:: What is required ::
From the entries below, copy out every line with "Sign" in it.

:: Data to process ::
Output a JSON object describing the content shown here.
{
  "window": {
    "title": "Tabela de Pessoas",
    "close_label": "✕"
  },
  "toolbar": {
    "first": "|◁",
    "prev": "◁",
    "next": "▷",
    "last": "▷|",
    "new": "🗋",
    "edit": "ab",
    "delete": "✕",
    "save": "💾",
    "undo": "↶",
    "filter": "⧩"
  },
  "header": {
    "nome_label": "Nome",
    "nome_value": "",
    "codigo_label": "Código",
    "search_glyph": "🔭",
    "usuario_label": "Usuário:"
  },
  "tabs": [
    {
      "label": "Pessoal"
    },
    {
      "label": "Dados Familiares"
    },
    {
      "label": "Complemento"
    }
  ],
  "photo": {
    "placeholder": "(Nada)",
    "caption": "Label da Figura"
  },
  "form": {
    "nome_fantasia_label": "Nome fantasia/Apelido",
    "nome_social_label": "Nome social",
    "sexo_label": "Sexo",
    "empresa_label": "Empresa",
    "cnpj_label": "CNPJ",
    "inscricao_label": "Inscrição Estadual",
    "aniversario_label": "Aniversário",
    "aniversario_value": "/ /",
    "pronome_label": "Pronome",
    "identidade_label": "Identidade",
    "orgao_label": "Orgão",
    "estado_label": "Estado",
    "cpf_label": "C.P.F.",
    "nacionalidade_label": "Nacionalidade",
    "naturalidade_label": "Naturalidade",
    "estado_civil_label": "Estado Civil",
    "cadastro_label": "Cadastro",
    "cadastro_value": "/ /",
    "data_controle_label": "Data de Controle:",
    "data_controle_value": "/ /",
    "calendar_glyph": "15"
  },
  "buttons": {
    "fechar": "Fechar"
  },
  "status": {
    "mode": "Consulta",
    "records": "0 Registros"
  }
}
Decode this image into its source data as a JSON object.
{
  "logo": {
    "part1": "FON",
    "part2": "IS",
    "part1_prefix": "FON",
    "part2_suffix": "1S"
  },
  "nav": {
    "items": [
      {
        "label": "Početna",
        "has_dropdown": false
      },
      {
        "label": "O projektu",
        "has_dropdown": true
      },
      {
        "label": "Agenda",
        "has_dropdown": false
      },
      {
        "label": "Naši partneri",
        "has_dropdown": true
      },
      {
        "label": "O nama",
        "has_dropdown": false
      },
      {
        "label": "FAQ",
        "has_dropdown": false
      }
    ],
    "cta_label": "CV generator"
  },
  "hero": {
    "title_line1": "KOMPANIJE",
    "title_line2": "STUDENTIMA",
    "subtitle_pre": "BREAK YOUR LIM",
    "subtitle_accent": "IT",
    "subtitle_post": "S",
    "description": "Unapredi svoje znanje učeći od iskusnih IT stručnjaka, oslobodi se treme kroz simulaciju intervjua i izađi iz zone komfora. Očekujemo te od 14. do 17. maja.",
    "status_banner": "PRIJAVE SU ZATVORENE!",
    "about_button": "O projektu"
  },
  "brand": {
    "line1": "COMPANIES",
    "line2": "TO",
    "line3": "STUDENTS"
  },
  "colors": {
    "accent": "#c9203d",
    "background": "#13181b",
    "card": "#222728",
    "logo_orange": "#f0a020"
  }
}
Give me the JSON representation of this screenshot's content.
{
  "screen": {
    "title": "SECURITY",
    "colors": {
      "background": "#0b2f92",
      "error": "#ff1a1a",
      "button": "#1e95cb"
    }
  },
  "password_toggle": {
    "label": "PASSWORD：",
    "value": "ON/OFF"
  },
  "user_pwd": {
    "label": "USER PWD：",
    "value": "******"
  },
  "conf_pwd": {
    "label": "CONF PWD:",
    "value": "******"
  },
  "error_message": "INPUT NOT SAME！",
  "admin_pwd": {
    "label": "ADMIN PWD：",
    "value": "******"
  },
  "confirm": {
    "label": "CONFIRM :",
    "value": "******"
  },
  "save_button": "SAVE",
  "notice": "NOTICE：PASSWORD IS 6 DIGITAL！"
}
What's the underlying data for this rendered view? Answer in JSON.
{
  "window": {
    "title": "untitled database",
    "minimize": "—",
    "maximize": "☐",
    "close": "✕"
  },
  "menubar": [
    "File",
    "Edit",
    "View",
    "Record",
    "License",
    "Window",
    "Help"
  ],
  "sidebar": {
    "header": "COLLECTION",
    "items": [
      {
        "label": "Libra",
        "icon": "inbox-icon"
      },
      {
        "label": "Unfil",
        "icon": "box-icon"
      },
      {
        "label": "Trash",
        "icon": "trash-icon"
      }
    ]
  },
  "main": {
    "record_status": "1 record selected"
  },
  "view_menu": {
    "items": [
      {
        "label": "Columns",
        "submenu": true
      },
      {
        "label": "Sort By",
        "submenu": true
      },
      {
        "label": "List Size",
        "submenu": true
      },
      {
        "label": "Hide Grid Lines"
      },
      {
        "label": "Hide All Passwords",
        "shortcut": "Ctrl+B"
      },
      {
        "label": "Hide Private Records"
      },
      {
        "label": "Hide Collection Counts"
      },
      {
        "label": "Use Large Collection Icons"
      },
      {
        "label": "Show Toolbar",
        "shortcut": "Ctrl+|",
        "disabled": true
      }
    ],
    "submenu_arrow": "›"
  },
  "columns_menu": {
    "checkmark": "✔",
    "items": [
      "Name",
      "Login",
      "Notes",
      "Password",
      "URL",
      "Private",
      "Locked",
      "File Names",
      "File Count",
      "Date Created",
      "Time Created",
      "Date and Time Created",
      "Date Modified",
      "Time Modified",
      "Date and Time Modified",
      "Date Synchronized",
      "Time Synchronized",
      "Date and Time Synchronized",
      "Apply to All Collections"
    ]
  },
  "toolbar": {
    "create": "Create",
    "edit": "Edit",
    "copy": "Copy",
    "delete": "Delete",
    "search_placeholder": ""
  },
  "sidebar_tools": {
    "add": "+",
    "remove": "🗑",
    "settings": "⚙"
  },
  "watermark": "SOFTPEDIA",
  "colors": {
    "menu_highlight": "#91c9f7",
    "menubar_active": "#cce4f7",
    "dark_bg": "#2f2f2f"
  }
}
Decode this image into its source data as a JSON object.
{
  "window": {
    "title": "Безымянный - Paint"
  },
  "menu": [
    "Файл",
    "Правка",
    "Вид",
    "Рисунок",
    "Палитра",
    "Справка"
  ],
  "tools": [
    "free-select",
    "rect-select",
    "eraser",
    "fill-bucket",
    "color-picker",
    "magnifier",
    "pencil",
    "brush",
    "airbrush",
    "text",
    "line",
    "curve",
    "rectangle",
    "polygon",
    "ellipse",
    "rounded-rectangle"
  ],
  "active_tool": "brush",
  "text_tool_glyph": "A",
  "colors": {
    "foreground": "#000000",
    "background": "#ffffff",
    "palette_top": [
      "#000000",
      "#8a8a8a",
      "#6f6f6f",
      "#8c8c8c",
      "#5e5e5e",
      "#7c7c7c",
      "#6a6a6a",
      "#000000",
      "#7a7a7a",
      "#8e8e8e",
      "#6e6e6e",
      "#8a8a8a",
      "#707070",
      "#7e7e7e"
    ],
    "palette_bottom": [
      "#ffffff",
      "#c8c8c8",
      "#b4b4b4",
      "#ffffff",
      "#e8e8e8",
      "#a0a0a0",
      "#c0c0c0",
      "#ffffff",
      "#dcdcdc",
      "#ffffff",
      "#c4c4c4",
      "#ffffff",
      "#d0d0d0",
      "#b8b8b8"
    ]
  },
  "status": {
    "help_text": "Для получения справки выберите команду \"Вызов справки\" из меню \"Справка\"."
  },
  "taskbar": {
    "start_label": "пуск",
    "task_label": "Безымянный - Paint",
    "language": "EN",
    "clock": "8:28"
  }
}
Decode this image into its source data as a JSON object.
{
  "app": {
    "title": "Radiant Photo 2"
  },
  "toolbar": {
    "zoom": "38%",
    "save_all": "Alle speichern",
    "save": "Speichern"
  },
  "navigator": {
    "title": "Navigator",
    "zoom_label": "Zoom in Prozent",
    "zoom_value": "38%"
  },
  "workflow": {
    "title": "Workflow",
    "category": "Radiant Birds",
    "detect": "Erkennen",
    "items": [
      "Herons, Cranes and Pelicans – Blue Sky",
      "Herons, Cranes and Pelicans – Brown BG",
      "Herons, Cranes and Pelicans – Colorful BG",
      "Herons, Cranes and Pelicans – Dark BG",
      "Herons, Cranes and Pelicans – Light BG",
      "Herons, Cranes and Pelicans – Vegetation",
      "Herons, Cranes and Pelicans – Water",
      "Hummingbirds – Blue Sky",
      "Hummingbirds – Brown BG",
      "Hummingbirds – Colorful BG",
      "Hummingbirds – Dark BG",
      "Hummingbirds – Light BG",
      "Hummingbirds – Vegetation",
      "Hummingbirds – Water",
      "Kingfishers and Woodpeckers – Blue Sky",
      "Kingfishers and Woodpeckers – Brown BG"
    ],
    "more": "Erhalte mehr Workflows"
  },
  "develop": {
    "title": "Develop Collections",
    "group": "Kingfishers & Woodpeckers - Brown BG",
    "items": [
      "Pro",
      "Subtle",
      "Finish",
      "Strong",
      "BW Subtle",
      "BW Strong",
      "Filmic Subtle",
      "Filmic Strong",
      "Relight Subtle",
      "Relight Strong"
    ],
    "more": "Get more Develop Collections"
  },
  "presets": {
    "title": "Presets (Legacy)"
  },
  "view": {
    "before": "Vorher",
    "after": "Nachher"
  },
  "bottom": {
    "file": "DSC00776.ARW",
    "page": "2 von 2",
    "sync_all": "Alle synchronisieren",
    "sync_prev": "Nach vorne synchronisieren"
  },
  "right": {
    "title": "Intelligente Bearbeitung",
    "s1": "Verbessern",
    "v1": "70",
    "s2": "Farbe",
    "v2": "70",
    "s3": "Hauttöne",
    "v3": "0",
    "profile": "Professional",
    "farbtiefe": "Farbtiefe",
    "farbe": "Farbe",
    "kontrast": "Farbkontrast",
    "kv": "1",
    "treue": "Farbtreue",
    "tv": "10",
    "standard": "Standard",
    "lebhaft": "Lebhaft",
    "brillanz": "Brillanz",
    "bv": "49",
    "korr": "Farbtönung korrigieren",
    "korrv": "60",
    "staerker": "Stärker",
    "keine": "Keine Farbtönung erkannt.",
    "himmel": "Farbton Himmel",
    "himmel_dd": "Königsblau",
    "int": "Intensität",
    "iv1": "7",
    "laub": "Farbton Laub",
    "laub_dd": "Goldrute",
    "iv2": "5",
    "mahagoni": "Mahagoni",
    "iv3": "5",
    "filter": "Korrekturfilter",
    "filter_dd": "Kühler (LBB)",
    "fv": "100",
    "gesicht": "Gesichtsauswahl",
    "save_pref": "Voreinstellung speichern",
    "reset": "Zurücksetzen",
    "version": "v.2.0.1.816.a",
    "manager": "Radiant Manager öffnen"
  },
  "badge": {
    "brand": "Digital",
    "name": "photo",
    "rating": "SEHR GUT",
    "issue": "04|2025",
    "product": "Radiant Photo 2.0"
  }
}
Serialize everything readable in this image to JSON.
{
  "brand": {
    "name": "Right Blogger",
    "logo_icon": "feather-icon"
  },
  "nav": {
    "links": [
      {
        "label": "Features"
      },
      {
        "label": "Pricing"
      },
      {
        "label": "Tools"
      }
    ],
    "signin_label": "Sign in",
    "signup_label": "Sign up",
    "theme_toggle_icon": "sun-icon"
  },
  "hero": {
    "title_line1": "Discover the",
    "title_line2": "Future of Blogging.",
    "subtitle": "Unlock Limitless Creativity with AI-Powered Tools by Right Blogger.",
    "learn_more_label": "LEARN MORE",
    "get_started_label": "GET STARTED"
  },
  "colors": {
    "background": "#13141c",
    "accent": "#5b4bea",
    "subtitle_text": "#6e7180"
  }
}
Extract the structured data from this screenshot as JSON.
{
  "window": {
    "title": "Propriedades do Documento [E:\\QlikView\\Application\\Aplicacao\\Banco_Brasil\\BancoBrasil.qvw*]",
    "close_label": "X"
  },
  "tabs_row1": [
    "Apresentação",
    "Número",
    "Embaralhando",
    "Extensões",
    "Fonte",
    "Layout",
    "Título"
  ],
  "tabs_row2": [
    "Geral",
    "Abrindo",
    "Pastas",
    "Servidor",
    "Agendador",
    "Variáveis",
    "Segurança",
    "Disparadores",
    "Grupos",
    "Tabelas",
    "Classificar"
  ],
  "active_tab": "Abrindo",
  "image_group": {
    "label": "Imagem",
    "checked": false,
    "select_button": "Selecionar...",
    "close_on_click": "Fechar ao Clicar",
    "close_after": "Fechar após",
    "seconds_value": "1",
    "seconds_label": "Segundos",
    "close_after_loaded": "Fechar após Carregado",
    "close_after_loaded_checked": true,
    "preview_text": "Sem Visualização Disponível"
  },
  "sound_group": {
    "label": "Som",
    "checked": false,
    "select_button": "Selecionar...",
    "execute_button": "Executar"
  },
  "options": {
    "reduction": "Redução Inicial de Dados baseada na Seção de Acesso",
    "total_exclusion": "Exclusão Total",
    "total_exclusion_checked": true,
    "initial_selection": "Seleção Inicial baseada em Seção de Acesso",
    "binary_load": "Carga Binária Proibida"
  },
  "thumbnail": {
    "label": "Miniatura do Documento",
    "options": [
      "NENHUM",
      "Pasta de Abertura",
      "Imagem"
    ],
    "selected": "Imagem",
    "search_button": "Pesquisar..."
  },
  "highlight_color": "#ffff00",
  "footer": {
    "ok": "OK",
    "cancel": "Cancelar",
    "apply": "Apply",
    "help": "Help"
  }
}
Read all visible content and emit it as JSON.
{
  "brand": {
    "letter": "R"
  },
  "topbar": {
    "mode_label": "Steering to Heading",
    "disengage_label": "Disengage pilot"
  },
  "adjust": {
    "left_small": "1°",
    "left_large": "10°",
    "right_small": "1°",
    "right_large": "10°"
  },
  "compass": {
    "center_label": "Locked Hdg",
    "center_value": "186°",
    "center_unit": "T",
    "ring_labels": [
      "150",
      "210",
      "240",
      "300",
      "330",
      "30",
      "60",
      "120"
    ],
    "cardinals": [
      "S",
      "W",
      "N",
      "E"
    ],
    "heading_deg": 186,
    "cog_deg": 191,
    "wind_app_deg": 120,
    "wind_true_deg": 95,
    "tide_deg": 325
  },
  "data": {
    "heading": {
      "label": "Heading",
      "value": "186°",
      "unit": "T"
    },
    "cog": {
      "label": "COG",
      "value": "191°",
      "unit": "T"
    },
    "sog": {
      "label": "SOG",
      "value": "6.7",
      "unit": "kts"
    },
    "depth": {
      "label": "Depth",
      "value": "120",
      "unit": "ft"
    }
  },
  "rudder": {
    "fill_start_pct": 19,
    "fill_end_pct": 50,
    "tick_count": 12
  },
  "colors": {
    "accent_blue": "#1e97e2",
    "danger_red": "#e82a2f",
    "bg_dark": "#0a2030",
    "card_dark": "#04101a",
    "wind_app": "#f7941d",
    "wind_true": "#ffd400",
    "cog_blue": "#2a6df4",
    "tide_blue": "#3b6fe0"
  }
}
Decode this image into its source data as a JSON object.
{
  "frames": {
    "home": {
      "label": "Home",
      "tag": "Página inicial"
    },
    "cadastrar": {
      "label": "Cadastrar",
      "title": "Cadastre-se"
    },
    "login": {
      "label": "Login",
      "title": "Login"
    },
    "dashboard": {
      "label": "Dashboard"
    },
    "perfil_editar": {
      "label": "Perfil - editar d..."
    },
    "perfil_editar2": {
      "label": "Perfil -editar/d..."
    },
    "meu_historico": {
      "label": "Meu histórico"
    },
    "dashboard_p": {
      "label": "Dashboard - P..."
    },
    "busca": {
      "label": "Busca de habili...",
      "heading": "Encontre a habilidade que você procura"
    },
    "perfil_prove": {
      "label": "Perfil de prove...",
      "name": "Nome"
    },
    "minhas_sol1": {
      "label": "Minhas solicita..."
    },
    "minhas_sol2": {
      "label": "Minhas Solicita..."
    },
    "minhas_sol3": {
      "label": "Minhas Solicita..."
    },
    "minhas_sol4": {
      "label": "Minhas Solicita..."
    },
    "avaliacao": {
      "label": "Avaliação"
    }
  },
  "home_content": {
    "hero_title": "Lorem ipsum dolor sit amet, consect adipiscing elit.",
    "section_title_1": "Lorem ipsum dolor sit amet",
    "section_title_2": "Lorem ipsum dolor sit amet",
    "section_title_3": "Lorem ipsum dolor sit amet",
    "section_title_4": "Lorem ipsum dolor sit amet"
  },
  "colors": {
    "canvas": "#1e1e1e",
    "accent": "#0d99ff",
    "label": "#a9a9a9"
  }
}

:: Output for this exercise ::
    "signin_label": "Sign in",
    "signup_label": "Sign up",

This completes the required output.